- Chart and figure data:
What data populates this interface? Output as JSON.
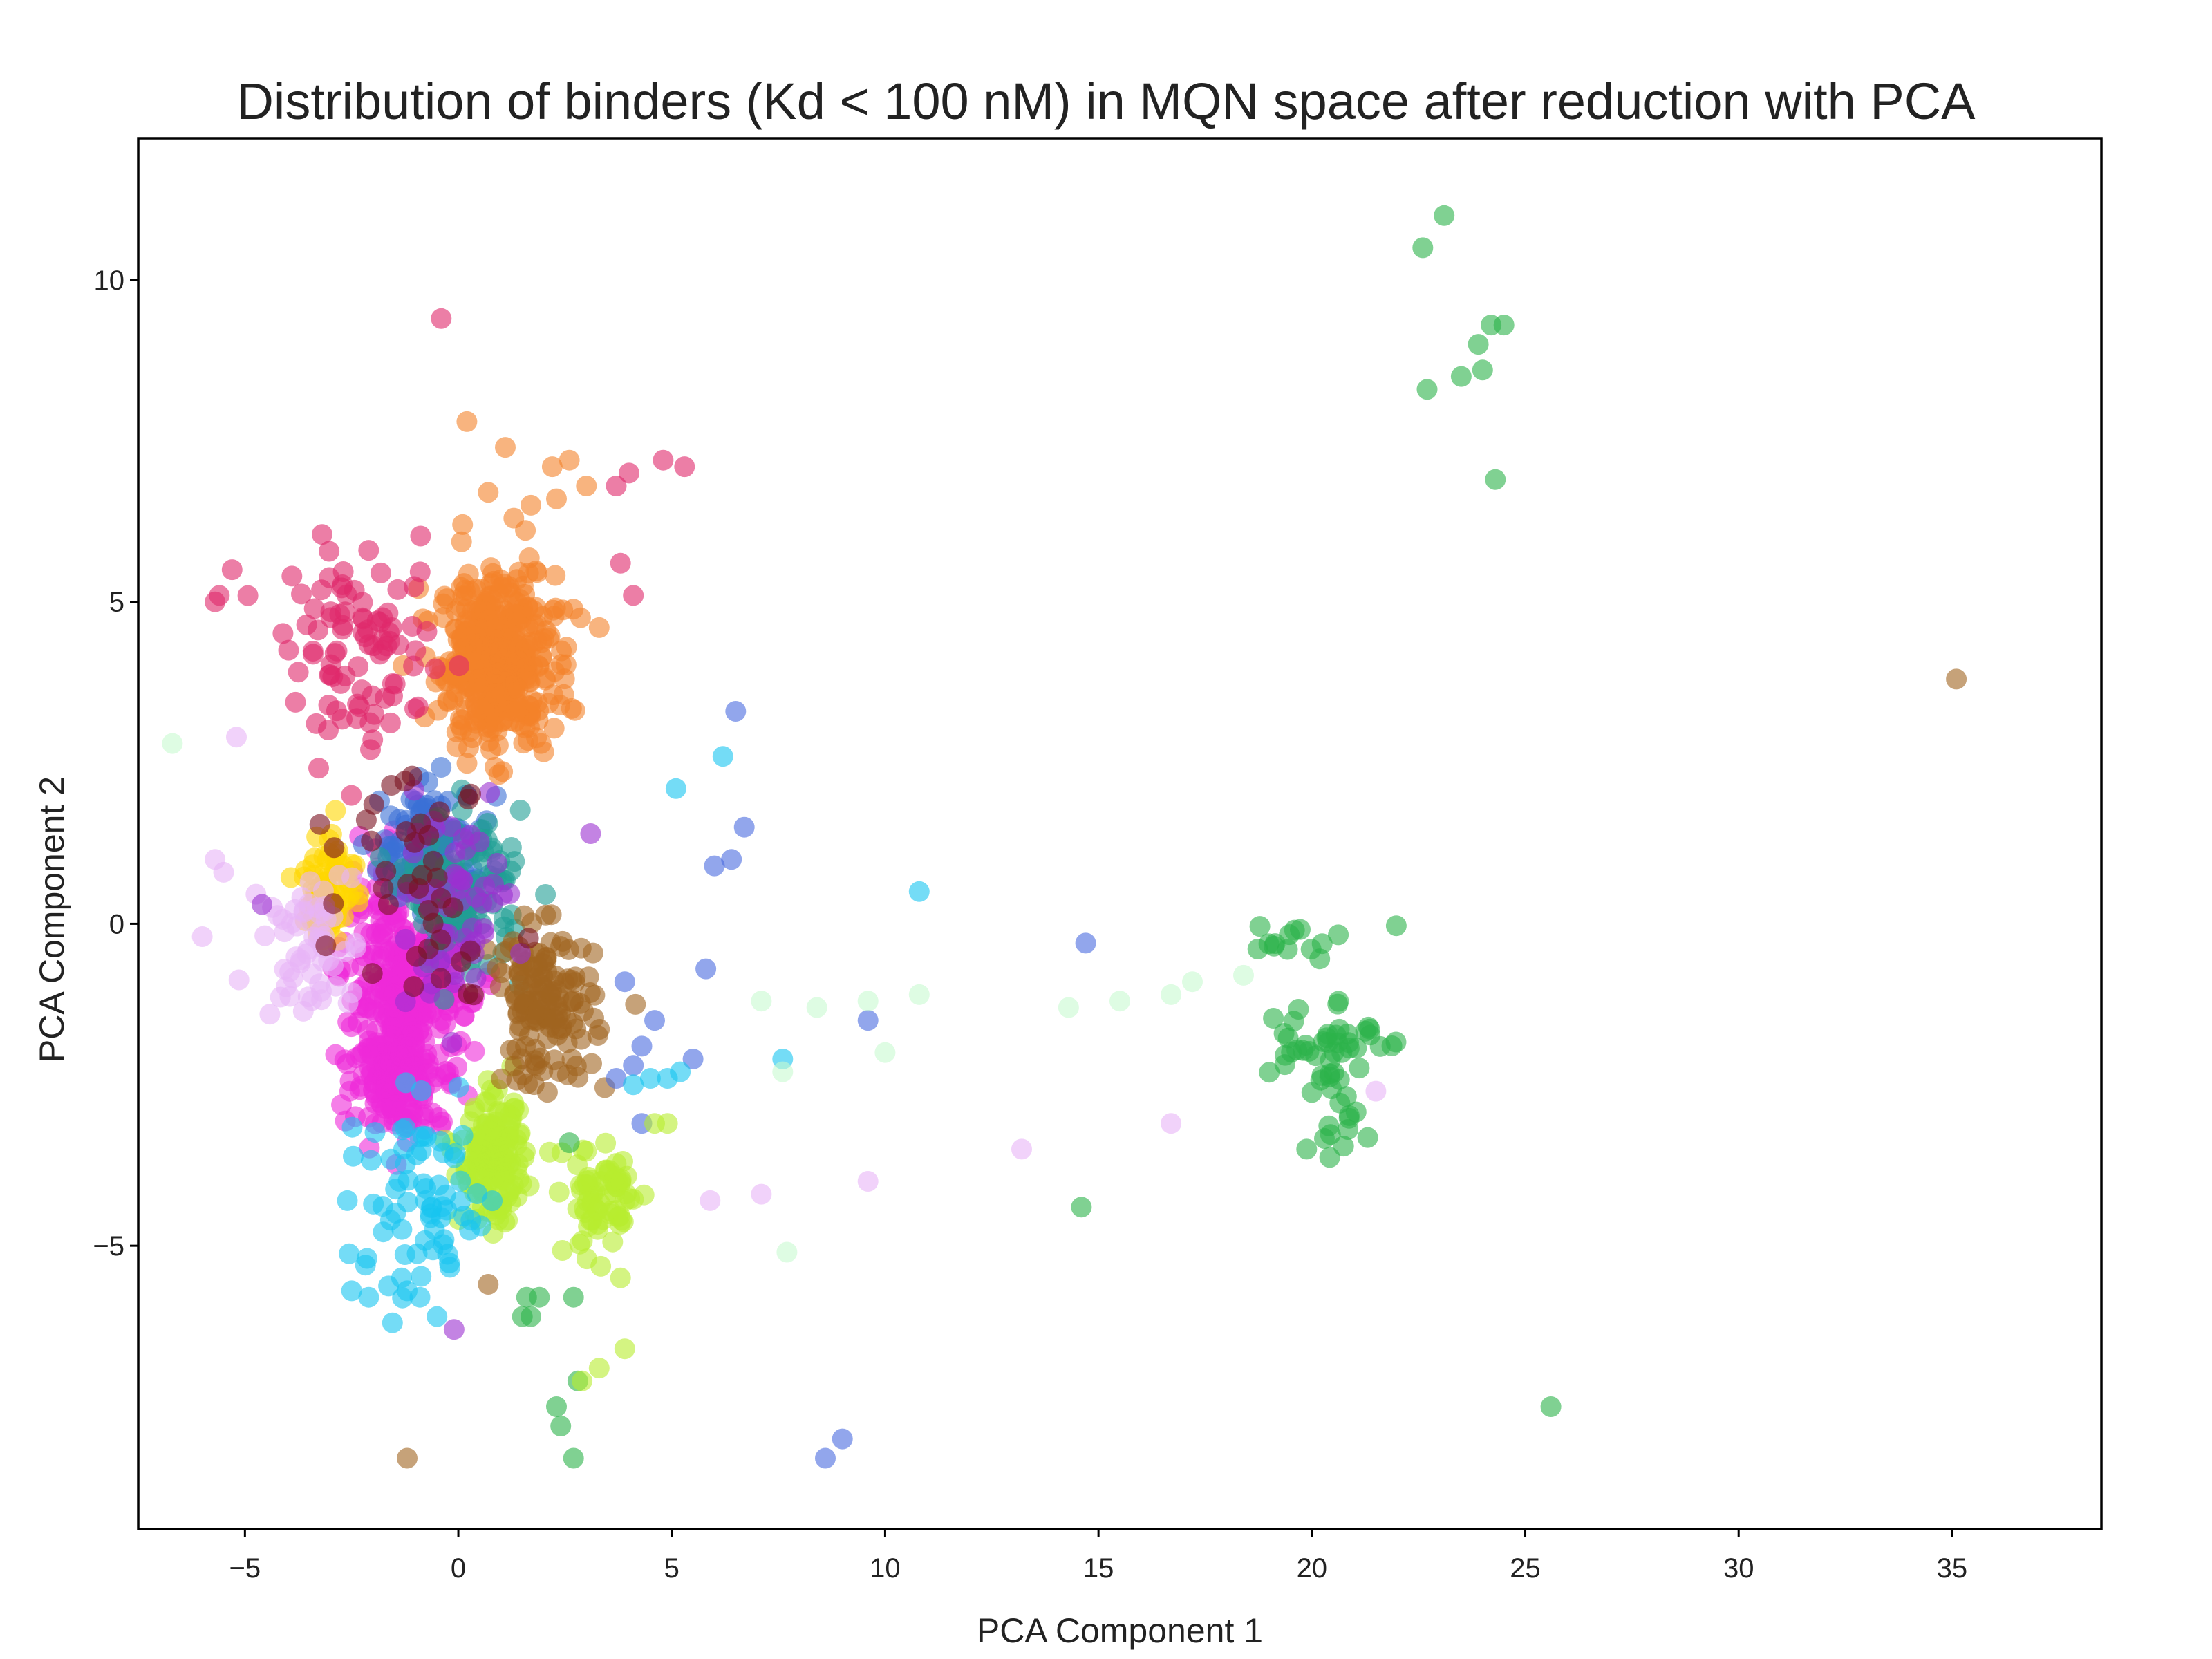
{
  "chart_data": {
    "type": "scatter",
    "title": "Distribution of binders (Kd < 100 nM) in MQN space after reduction with PCA",
    "xlabel": "PCA Component 1",
    "ylabel": "PCA Component 2",
    "xlim": [
      -7.5,
      38.5
    ],
    "ylim": [
      -9.4,
      12.2
    ],
    "xticks": [
      -5,
      0,
      5,
      10,
      15,
      20,
      25,
      30,
      35
    ],
    "xtick_labels": [
      "−5",
      "0",
      "5",
      "10",
      "15",
      "20",
      "25",
      "30",
      "35"
    ],
    "yticks": [
      -5,
      0,
      5,
      10
    ],
    "ytick_labels": [
      "−5",
      "0",
      "5",
      "10"
    ],
    "grid": false,
    "legend": "none",
    "marker_opacity": 0.6,
    "clusters": [
      {
        "color": "#f4822a",
        "center": [
          0.9,
          4.1
        ],
        "spread": [
          0.9,
          0.9
        ],
        "count": 420
      },
      {
        "color": "#ee2ad8",
        "center": [
          -1.2,
          -1.0
        ],
        "spread": [
          1.0,
          1.1
        ],
        "count": 360
      },
      {
        "color": "#ee2ad8",
        "center": [
          -1.4,
          -2.4
        ],
        "spread": [
          0.7,
          0.5
        ],
        "count": 140
      },
      {
        "color": "#3a6fd6",
        "center": [
          -0.6,
          1.2
        ],
        "spread": [
          0.8,
          0.6
        ],
        "count": 120
      },
      {
        "color": "#1f9e94",
        "center": [
          0.2,
          0.5
        ],
        "spread": [
          0.9,
          0.8
        ],
        "count": 110
      },
      {
        "color": "#b7ec2e",
        "center": [
          0.8,
          -3.7
        ],
        "spread": [
          0.5,
          0.6
        ],
        "count": 170
      },
      {
        "color": "#b7ec2e",
        "center": [
          3.4,
          -4.3
        ],
        "spread": [
          0.6,
          0.6
        ],
        "count": 70
      },
      {
        "color": "#a06420",
        "center": [
          2.0,
          -1.3
        ],
        "spread": [
          0.8,
          0.8
        ],
        "count": 140
      },
      {
        "color": "#ffd700",
        "center": [
          -3.0,
          0.6
        ],
        "spread": [
          0.4,
          0.6
        ],
        "count": 80
      },
      {
        "color": "#e0286a",
        "center": [
          -2.2,
          4.2
        ],
        "spread": [
          1.2,
          1.0
        ],
        "count": 90
      },
      {
        "color": "#17c4f0",
        "center": [
          -0.8,
          -4.4
        ],
        "spread": [
          1.2,
          1.0
        ],
        "count": 70
      },
      {
        "color": "#e8b4f6",
        "center": [
          -3.5,
          -0.3
        ],
        "spread": [
          0.7,
          0.8
        ],
        "count": 60
      },
      {
        "color": "#9b30d0",
        "center": [
          -0.2,
          0.3
        ],
        "spread": [
          1.0,
          1.0
        ],
        "count": 60
      },
      {
        "color": "#7a1020",
        "center": [
          -0.8,
          1.0
        ],
        "spread": [
          1.2,
          1.4
        ],
        "count": 40
      },
      {
        "color": "#2bb34a",
        "center": [
          20.2,
          -1.8
        ],
        "spread": [
          0.9,
          0.5
        ],
        "count": 45
      },
      {
        "color": "#2bb34a",
        "center": [
          19.5,
          -0.3
        ],
        "spread": [
          1.0,
          0.3
        ],
        "count": 14
      },
      {
        "color": "#2bb34a",
        "center": [
          20.5,
          -3.1
        ],
        "spread": [
          0.6,
          0.4
        ],
        "count": 14
      }
    ],
    "points": [
      {
        "color": "#2bb34a",
        "xy": [
          [
            22.6,
            10.5
          ],
          [
            23.1,
            11.0
          ],
          [
            24.2,
            9.3
          ],
          [
            24.5,
            9.3
          ],
          [
            23.9,
            9.0
          ],
          [
            24.0,
            8.6
          ],
          [
            23.5,
            8.5
          ],
          [
            22.7,
            8.3
          ],
          [
            24.3,
            6.9
          ],
          [
            25.6,
            -7.5
          ],
          [
            14.6,
            -4.4
          ],
          [
            1.6,
            -5.8
          ],
          [
            1.9,
            -5.8
          ],
          [
            1.7,
            -6.1
          ],
          [
            1.5,
            -6.1
          ],
          [
            2.3,
            -7.5
          ],
          [
            2.4,
            -7.8
          ],
          [
            2.7,
            -8.3
          ],
          [
            2.7,
            -5.8
          ],
          [
            2.8,
            -7.1
          ],
          [
            2.6,
            -3.4
          ]
        ]
      },
      {
        "color": "#a06420",
        "xy": [
          [
            35.1,
            3.8
          ],
          [
            -1.2,
            -8.3
          ],
          [
            0.7,
            -5.6
          ]
        ]
      },
      {
        "color": "#4a6be0",
        "xy": [
          [
            8.6,
            -8.3
          ],
          [
            9.0,
            -8.0
          ],
          [
            14.7,
            -0.3
          ],
          [
            9.6,
            -1.5
          ],
          [
            6.5,
            3.3
          ],
          [
            6.7,
            1.5
          ],
          [
            6.4,
            1.0
          ],
          [
            6.0,
            0.9
          ],
          [
            5.8,
            -0.7
          ],
          [
            5.5,
            -2.1
          ],
          [
            4.6,
            -1.5
          ],
          [
            4.3,
            -1.9
          ],
          [
            4.1,
            -2.2
          ],
          [
            3.9,
            -0.9
          ],
          [
            3.7,
            -2.4
          ],
          [
            4.3,
            -3.1
          ]
        ]
      },
      {
        "color": "#17c4f0",
        "xy": [
          [
            10.8,
            0.5
          ],
          [
            7.6,
            -2.1
          ],
          [
            5.1,
            2.1
          ],
          [
            6.2,
            2.6
          ],
          [
            5.2,
            -2.3
          ],
          [
            4.9,
            -2.4
          ],
          [
            4.5,
            -2.4
          ],
          [
            4.1,
            -2.5
          ],
          [
            -2.5,
            -5.7
          ],
          [
            -2.1,
            -5.8
          ],
          [
            -0.5,
            -6.1
          ],
          [
            -0.9,
            -5.8
          ],
          [
            -1.2,
            -5.7
          ],
          [
            -2.6,
            -4.3
          ]
        ]
      },
      {
        "color": "#e8b4f6",
        "xy": [
          [
            -5.7,
            1.0
          ],
          [
            -5.5,
            0.8
          ],
          [
            -6.0,
            -0.2
          ],
          [
            -5.2,
            2.9
          ],
          [
            13.2,
            -3.5
          ],
          [
            16.7,
            -3.1
          ],
          [
            9.6,
            -4.0
          ],
          [
            7.1,
            -4.2
          ],
          [
            5.9,
            -4.3
          ],
          [
            21.5,
            -2.6
          ]
        ]
      },
      {
        "color": "#c8fad0",
        "xy": [
          [
            -6.7,
            2.8
          ],
          [
            7.1,
            -1.2
          ],
          [
            8.4,
            -1.3
          ],
          [
            9.6,
            -1.2
          ],
          [
            10.0,
            -2.0
          ],
          [
            10.8,
            -1.1
          ],
          [
            14.3,
            -1.3
          ],
          [
            15.5,
            -1.2
          ],
          [
            16.7,
            -1.1
          ],
          [
            17.2,
            -0.9
          ],
          [
            18.4,
            -0.8
          ],
          [
            7.7,
            -5.1
          ],
          [
            7.6,
            -2.3
          ]
        ]
      },
      {
        "color": "#e0286a",
        "xy": [
          [
            -0.4,
            9.4
          ],
          [
            -5.3,
            5.5
          ],
          [
            -5.7,
            5.0
          ],
          [
            -5.6,
            5.1
          ],
          [
            -3.9,
            5.4
          ],
          [
            4.8,
            7.2
          ],
          [
            5.3,
            7.1
          ],
          [
            4.0,
            7.0
          ],
          [
            4.1,
            5.1
          ],
          [
            3.8,
            5.6
          ],
          [
            3.7,
            6.8
          ]
        ]
      },
      {
        "color": "#f4822a",
        "xy": [
          [
            0.2,
            7.8
          ],
          [
            1.1,
            7.4
          ],
          [
            2.2,
            7.1
          ],
          [
            2.6,
            7.2
          ],
          [
            3.0,
            6.8
          ],
          [
            2.3,
            6.6
          ],
          [
            1.7,
            6.5
          ],
          [
            0.7,
            6.7
          ],
          [
            1.3,
            6.3
          ],
          [
            0.1,
            6.2
          ],
          [
            3.3,
            4.6
          ]
        ]
      },
      {
        "color": "#b7ec2e",
        "xy": [
          [
            3.9,
            -6.6
          ],
          [
            3.3,
            -6.9
          ],
          [
            2.9,
            -7.1
          ],
          [
            4.6,
            -3.1
          ],
          [
            4.9,
            -3.1
          ],
          [
            3.8,
            -5.5
          ]
        ]
      },
      {
        "color": "#9b30d0",
        "xy": [
          [
            -0.1,
            -6.3
          ],
          [
            3.1,
            1.4
          ],
          [
            -4.6,
            0.3
          ]
        ]
      }
    ]
  }
}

- Written task: Select all lines with the word "Component" from the entries above.

- Task result:
    "xlabel": "PCA Component 1",
    "ylabel": "PCA Component 2",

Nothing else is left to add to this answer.